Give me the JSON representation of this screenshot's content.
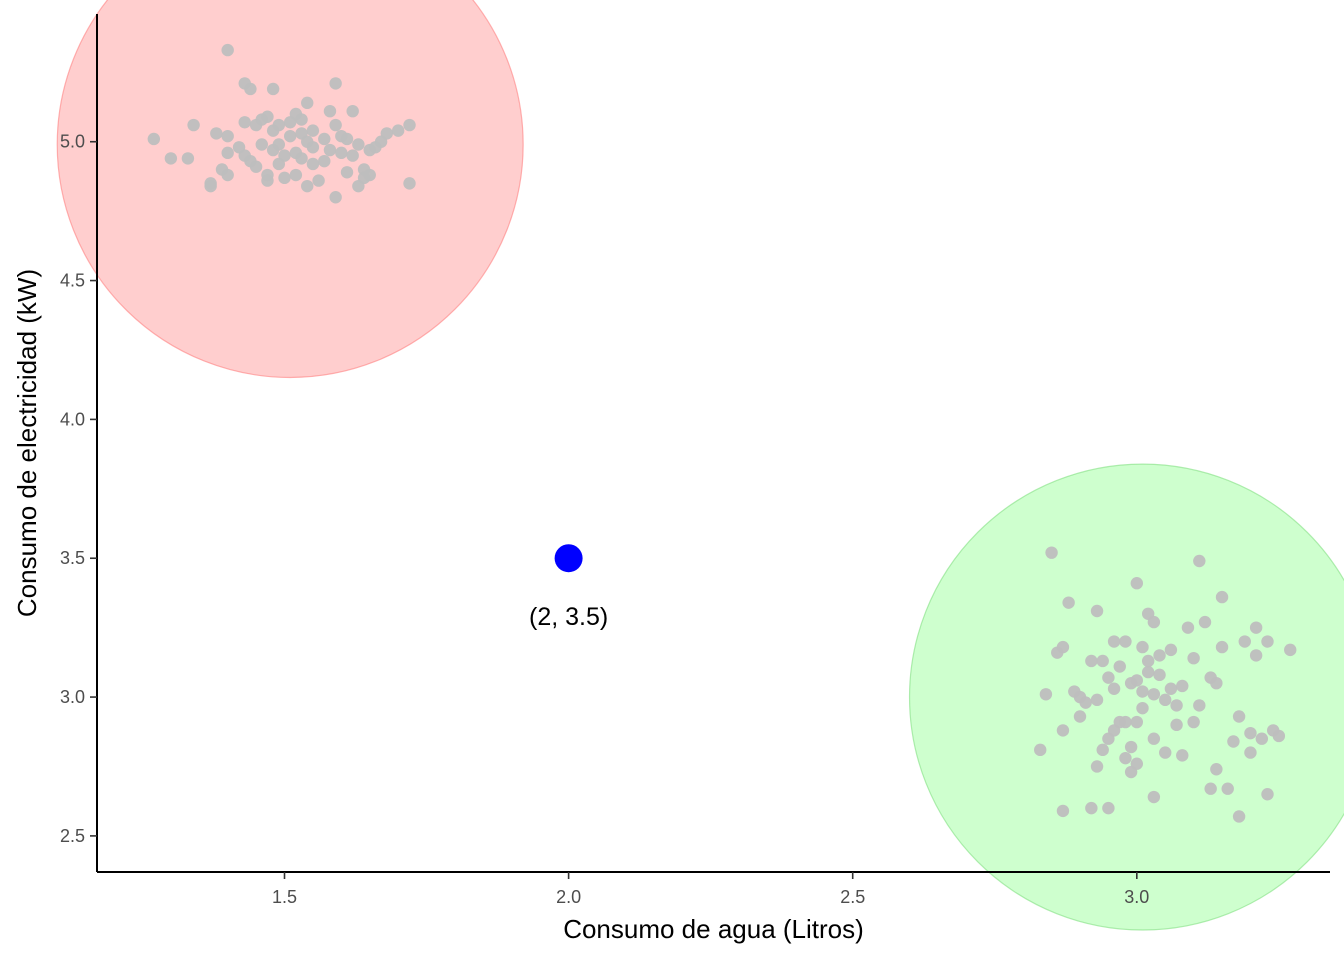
{
  "chart_data": {
    "type": "scatter",
    "title": "",
    "xlabel": "Consumo de agua (Litros)",
    "ylabel": "Consumo de electricidad (kW)",
    "xlim": [
      1.17,
      3.34
    ],
    "ylim": [
      2.37,
      5.46
    ],
    "xticks": [
      1.5,
      2.0,
      2.5,
      3.0
    ],
    "yticks": [
      2.5,
      3.0,
      3.5,
      4.0,
      4.5,
      5.0
    ],
    "xtick_labels": [
      "1.5",
      "2.0",
      "2.5",
      "3.0"
    ],
    "ytick_labels": [
      "2.5",
      "3.0",
      "3.5",
      "4.0",
      "4.5",
      "5.0"
    ],
    "grid": false,
    "colors": {
      "point": "#bebebe",
      "cluster_a_fill": "#ffb3b3",
      "cluster_a_stroke": "#ff8080",
      "cluster_b_fill": "#b3ffb3",
      "cluster_b_stroke": "#80e080",
      "highlight": "#0000ff"
    },
    "clusters": [
      {
        "center": [
          1.51,
          4.99
        ],
        "radius": 0.41,
        "color": "cluster_a",
        "points": [
          [
            1.27,
            5.01
          ],
          [
            1.3,
            4.94
          ],
          [
            1.33,
            4.94
          ],
          [
            1.34,
            5.06
          ],
          [
            1.37,
            4.84
          ],
          [
            1.37,
            4.85
          ],
          [
            1.38,
            5.03
          ],
          [
            1.39,
            4.9
          ],
          [
            1.4,
            4.96
          ],
          [
            1.4,
            5.02
          ],
          [
            1.4,
            4.88
          ],
          [
            1.4,
            5.33
          ],
          [
            1.42,
            4.98
          ],
          [
            1.43,
            5.07
          ],
          [
            1.43,
            5.21
          ],
          [
            1.43,
            4.95
          ],
          [
            1.44,
            5.19
          ],
          [
            1.44,
            4.93
          ],
          [
            1.45,
            5.06
          ],
          [
            1.45,
            4.91
          ],
          [
            1.46,
            5.08
          ],
          [
            1.46,
            4.99
          ],
          [
            1.47,
            5.09
          ],
          [
            1.47,
            4.88
          ],
          [
            1.47,
            4.86
          ],
          [
            1.48,
            5.19
          ],
          [
            1.48,
            4.97
          ],
          [
            1.48,
            5.04
          ],
          [
            1.49,
            4.92
          ],
          [
            1.49,
            5.06
          ],
          [
            1.49,
            4.99
          ],
          [
            1.5,
            4.95
          ],
          [
            1.5,
            4.87
          ],
          [
            1.51,
            5.07
          ],
          [
            1.51,
            5.02
          ],
          [
            1.52,
            4.88
          ],
          [
            1.52,
            5.1
          ],
          [
            1.52,
            4.96
          ],
          [
            1.53,
            5.03
          ],
          [
            1.53,
            4.94
          ],
          [
            1.53,
            5.08
          ],
          [
            1.54,
            5.0
          ],
          [
            1.54,
            5.14
          ],
          [
            1.54,
            4.84
          ],
          [
            1.55,
            4.98
          ],
          [
            1.55,
            5.04
          ],
          [
            1.55,
            4.92
          ],
          [
            1.56,
            4.86
          ],
          [
            1.57,
            5.01
          ],
          [
            1.57,
            4.93
          ],
          [
            1.58,
            5.11
          ],
          [
            1.58,
            4.97
          ],
          [
            1.59,
            5.06
          ],
          [
            1.59,
            5.21
          ],
          [
            1.59,
            4.8
          ],
          [
            1.6,
            5.02
          ],
          [
            1.6,
            4.96
          ],
          [
            1.61,
            4.89
          ],
          [
            1.61,
            5.01
          ],
          [
            1.62,
            5.11
          ],
          [
            1.62,
            4.95
          ],
          [
            1.63,
            4.84
          ],
          [
            1.63,
            4.99
          ],
          [
            1.64,
            4.9
          ],
          [
            1.64,
            4.87
          ],
          [
            1.65,
            4.97
          ],
          [
            1.65,
            4.88
          ],
          [
            1.66,
            4.98
          ],
          [
            1.67,
            5.0
          ],
          [
            1.68,
            5.03
          ],
          [
            1.7,
            5.04
          ],
          [
            1.72,
            4.85
          ],
          [
            1.72,
            5.06
          ]
        ]
      },
      {
        "center": [
          3.01,
          3.0
        ],
        "radius": 0.41,
        "color": "cluster_b",
        "points": [
          [
            2.83,
            2.81
          ],
          [
            2.84,
            3.01
          ],
          [
            2.85,
            3.52
          ],
          [
            2.86,
            3.16
          ],
          [
            2.87,
            3.18
          ],
          [
            2.87,
            2.88
          ],
          [
            2.87,
            2.59
          ],
          [
            2.88,
            3.34
          ],
          [
            2.89,
            3.02
          ],
          [
            2.9,
            3.0
          ],
          [
            2.9,
            2.93
          ],
          [
            2.91,
            2.98
          ],
          [
            2.92,
            3.13
          ],
          [
            2.92,
            2.6
          ],
          [
            2.93,
            3.31
          ],
          [
            2.93,
            2.75
          ],
          [
            2.93,
            2.99
          ],
          [
            2.94,
            3.13
          ],
          [
            2.94,
            2.81
          ],
          [
            2.95,
            3.07
          ],
          [
            2.95,
            2.6
          ],
          [
            2.95,
            2.85
          ],
          [
            2.96,
            3.2
          ],
          [
            2.96,
            3.03
          ],
          [
            2.96,
            2.88
          ],
          [
            2.97,
            3.11
          ],
          [
            2.97,
            2.91
          ],
          [
            2.98,
            3.2
          ],
          [
            2.98,
            2.91
          ],
          [
            2.98,
            2.78
          ],
          [
            2.99,
            3.05
          ],
          [
            2.99,
            2.82
          ],
          [
            2.99,
            2.73
          ],
          [
            3.0,
            3.41
          ],
          [
            3.0,
            2.91
          ],
          [
            3.0,
            3.06
          ],
          [
            3.0,
            2.76
          ],
          [
            3.01,
            3.18
          ],
          [
            3.01,
            3.02
          ],
          [
            3.01,
            2.96
          ],
          [
            3.02,
            3.3
          ],
          [
            3.02,
            3.09
          ],
          [
            3.02,
            3.13
          ],
          [
            3.03,
            3.27
          ],
          [
            3.03,
            2.85
          ],
          [
            3.03,
            3.01
          ],
          [
            3.03,
            2.64
          ],
          [
            3.04,
            3.15
          ],
          [
            3.04,
            3.08
          ],
          [
            3.05,
            2.99
          ],
          [
            3.05,
            2.8
          ],
          [
            3.06,
            3.03
          ],
          [
            3.06,
            3.17
          ],
          [
            3.07,
            2.97
          ],
          [
            3.07,
            2.9
          ],
          [
            3.08,
            3.04
          ],
          [
            3.08,
            2.79
          ],
          [
            3.09,
            3.25
          ],
          [
            3.1,
            2.91
          ],
          [
            3.1,
            3.14
          ],
          [
            3.11,
            3.49
          ],
          [
            3.11,
            2.97
          ],
          [
            3.12,
            3.27
          ],
          [
            3.13,
            2.67
          ],
          [
            3.13,
            3.07
          ],
          [
            3.14,
            2.74
          ],
          [
            3.14,
            3.05
          ],
          [
            3.15,
            3.36
          ],
          [
            3.15,
            3.18
          ],
          [
            3.16,
            2.67
          ],
          [
            3.17,
            2.84
          ],
          [
            3.18,
            2.93
          ],
          [
            3.18,
            2.57
          ],
          [
            3.19,
            3.2
          ],
          [
            3.2,
            2.8
          ],
          [
            3.2,
            2.87
          ],
          [
            3.21,
            3.25
          ],
          [
            3.21,
            3.15
          ],
          [
            3.22,
            2.85
          ],
          [
            3.23,
            2.65
          ],
          [
            3.23,
            3.2
          ],
          [
            3.24,
            2.88
          ],
          [
            3.25,
            2.86
          ],
          [
            3.27,
            3.17
          ]
        ]
      }
    ],
    "highlight_point": {
      "x": 2.0,
      "y": 3.5,
      "label": "(2, 3.5)"
    }
  }
}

> [WHAT IS REQUIRED]:
Quote the full listing above word for word; exclude every picture from the copy.

> [OUTPUT FOR THIS EXERCISE]:
Give me the JSON representation of this screenshot's content.
{
  "chart_data": {
    "type": "scatter",
    "title": "",
    "xlabel": "Consumo de agua (Litros)",
    "ylabel": "Consumo de electricidad (kW)",
    "xlim": [
      1.17,
      3.34
    ],
    "ylim": [
      2.37,
      5.46
    ],
    "xticks": [
      1.5,
      2.0,
      2.5,
      3.0
    ],
    "yticks": [
      2.5,
      3.0,
      3.5,
      4.0,
      4.5,
      5.0
    ],
    "xtick_labels": [
      "1.5",
      "2.0",
      "2.5",
      "3.0"
    ],
    "ytick_labels": [
      "2.5",
      "3.0",
      "3.5",
      "4.0",
      "4.5",
      "5.0"
    ],
    "grid": false,
    "colors": {
      "point": "#bebebe",
      "cluster_a_fill": "#ffb3b3",
      "cluster_a_stroke": "#ff8080",
      "cluster_b_fill": "#b3ffb3",
      "cluster_b_stroke": "#80e080",
      "highlight": "#0000ff"
    },
    "clusters": [
      {
        "center": [
          1.51,
          4.99
        ],
        "radius": 0.41,
        "color": "cluster_a",
        "points": [
          [
            1.27,
            5.01
          ],
          [
            1.3,
            4.94
          ],
          [
            1.33,
            4.94
          ],
          [
            1.34,
            5.06
          ],
          [
            1.37,
            4.84
          ],
          [
            1.37,
            4.85
          ],
          [
            1.38,
            5.03
          ],
          [
            1.39,
            4.9
          ],
          [
            1.4,
            4.96
          ],
          [
            1.4,
            5.02
          ],
          [
            1.4,
            4.88
          ],
          [
            1.4,
            5.33
          ],
          [
            1.42,
            4.98
          ],
          [
            1.43,
            5.07
          ],
          [
            1.43,
            5.21
          ],
          [
            1.43,
            4.95
          ],
          [
            1.44,
            5.19
          ],
          [
            1.44,
            4.93
          ],
          [
            1.45,
            5.06
          ],
          [
            1.45,
            4.91
          ],
          [
            1.46,
            5.08
          ],
          [
            1.46,
            4.99
          ],
          [
            1.47,
            5.09
          ],
          [
            1.47,
            4.88
          ],
          [
            1.47,
            4.86
          ],
          [
            1.48,
            5.19
          ],
          [
            1.48,
            4.97
          ],
          [
            1.48,
            5.04
          ],
          [
            1.49,
            4.92
          ],
          [
            1.49,
            5.06
          ],
          [
            1.49,
            4.99
          ],
          [
            1.5,
            4.95
          ],
          [
            1.5,
            4.87
          ],
          [
            1.51,
            5.07
          ],
          [
            1.51,
            5.02
          ],
          [
            1.52,
            4.88
          ],
          [
            1.52,
            5.1
          ],
          [
            1.52,
            4.96
          ],
          [
            1.53,
            5.03
          ],
          [
            1.53,
            4.94
          ],
          [
            1.53,
            5.08
          ],
          [
            1.54,
            5.0
          ],
          [
            1.54,
            5.14
          ],
          [
            1.54,
            4.84
          ],
          [
            1.55,
            4.98
          ],
          [
            1.55,
            5.04
          ],
          [
            1.55,
            4.92
          ],
          [
            1.56,
            4.86
          ],
          [
            1.57,
            5.01
          ],
          [
            1.57,
            4.93
          ],
          [
            1.58,
            5.11
          ],
          [
            1.58,
            4.97
          ],
          [
            1.59,
            5.06
          ],
          [
            1.59,
            5.21
          ],
          [
            1.59,
            4.8
          ],
          [
            1.6,
            5.02
          ],
          [
            1.6,
            4.96
          ],
          [
            1.61,
            4.89
          ],
          [
            1.61,
            5.01
          ],
          [
            1.62,
            5.11
          ],
          [
            1.62,
            4.95
          ],
          [
            1.63,
            4.84
          ],
          [
            1.63,
            4.99
          ],
          [
            1.64,
            4.9
          ],
          [
            1.64,
            4.87
          ],
          [
            1.65,
            4.97
          ],
          [
            1.65,
            4.88
          ],
          [
            1.66,
            4.98
          ],
          [
            1.67,
            5.0
          ],
          [
            1.68,
            5.03
          ],
          [
            1.7,
            5.04
          ],
          [
            1.72,
            4.85
          ],
          [
            1.72,
            5.06
          ]
        ]
      },
      {
        "center": [
          3.01,
          3.0
        ],
        "radius": 0.41,
        "color": "cluster_b",
        "points": [
          [
            2.83,
            2.81
          ],
          [
            2.84,
            3.01
          ],
          [
            2.85,
            3.52
          ],
          [
            2.86,
            3.16
          ],
          [
            2.87,
            3.18
          ],
          [
            2.87,
            2.88
          ],
          [
            2.87,
            2.59
          ],
          [
            2.88,
            3.34
          ],
          [
            2.89,
            3.02
          ],
          [
            2.9,
            3.0
          ],
          [
            2.9,
            2.93
          ],
          [
            2.91,
            2.98
          ],
          [
            2.92,
            3.13
          ],
          [
            2.92,
            2.6
          ],
          [
            2.93,
            3.31
          ],
          [
            2.93,
            2.75
          ],
          [
            2.93,
            2.99
          ],
          [
            2.94,
            3.13
          ],
          [
            2.94,
            2.81
          ],
          [
            2.95,
            3.07
          ],
          [
            2.95,
            2.6
          ],
          [
            2.95,
            2.85
          ],
          [
            2.96,
            3.2
          ],
          [
            2.96,
            3.03
          ],
          [
            2.96,
            2.88
          ],
          [
            2.97,
            3.11
          ],
          [
            2.97,
            2.91
          ],
          [
            2.98,
            3.2
          ],
          [
            2.98,
            2.91
          ],
          [
            2.98,
            2.78
          ],
          [
            2.99,
            3.05
          ],
          [
            2.99,
            2.82
          ],
          [
            2.99,
            2.73
          ],
          [
            3.0,
            3.41
          ],
          [
            3.0,
            2.91
          ],
          [
            3.0,
            3.06
          ],
          [
            3.0,
            2.76
          ],
          [
            3.01,
            3.18
          ],
          [
            3.01,
            3.02
          ],
          [
            3.01,
            2.96
          ],
          [
            3.02,
            3.3
          ],
          [
            3.02,
            3.09
          ],
          [
            3.02,
            3.13
          ],
          [
            3.03,
            3.27
          ],
          [
            3.03,
            2.85
          ],
          [
            3.03,
            3.01
          ],
          [
            3.03,
            2.64
          ],
          [
            3.04,
            3.15
          ],
          [
            3.04,
            3.08
          ],
          [
            3.05,
            2.99
          ],
          [
            3.05,
            2.8
          ],
          [
            3.06,
            3.03
          ],
          [
            3.06,
            3.17
          ],
          [
            3.07,
            2.97
          ],
          [
            3.07,
            2.9
          ],
          [
            3.08,
            3.04
          ],
          [
            3.08,
            2.79
          ],
          [
            3.09,
            3.25
          ],
          [
            3.1,
            2.91
          ],
          [
            3.1,
            3.14
          ],
          [
            3.11,
            3.49
          ],
          [
            3.11,
            2.97
          ],
          [
            3.12,
            3.27
          ],
          [
            3.13,
            2.67
          ],
          [
            3.13,
            3.07
          ],
          [
            3.14,
            2.74
          ],
          [
            3.14,
            3.05
          ],
          [
            3.15,
            3.36
          ],
          [
            3.15,
            3.18
          ],
          [
            3.16,
            2.67
          ],
          [
            3.17,
            2.84
          ],
          [
            3.18,
            2.93
          ],
          [
            3.18,
            2.57
          ],
          [
            3.19,
            3.2
          ],
          [
            3.2,
            2.8
          ],
          [
            3.2,
            2.87
          ],
          [
            3.21,
            3.25
          ],
          [
            3.21,
            3.15
          ],
          [
            3.22,
            2.85
          ],
          [
            3.23,
            2.65
          ],
          [
            3.23,
            3.2
          ],
          [
            3.24,
            2.88
          ],
          [
            3.25,
            2.86
          ],
          [
            3.27,
            3.17
          ]
        ]
      }
    ],
    "highlight_point": {
      "x": 2.0,
      "y": 3.5,
      "label": "(2, 3.5)"
    }
  }
}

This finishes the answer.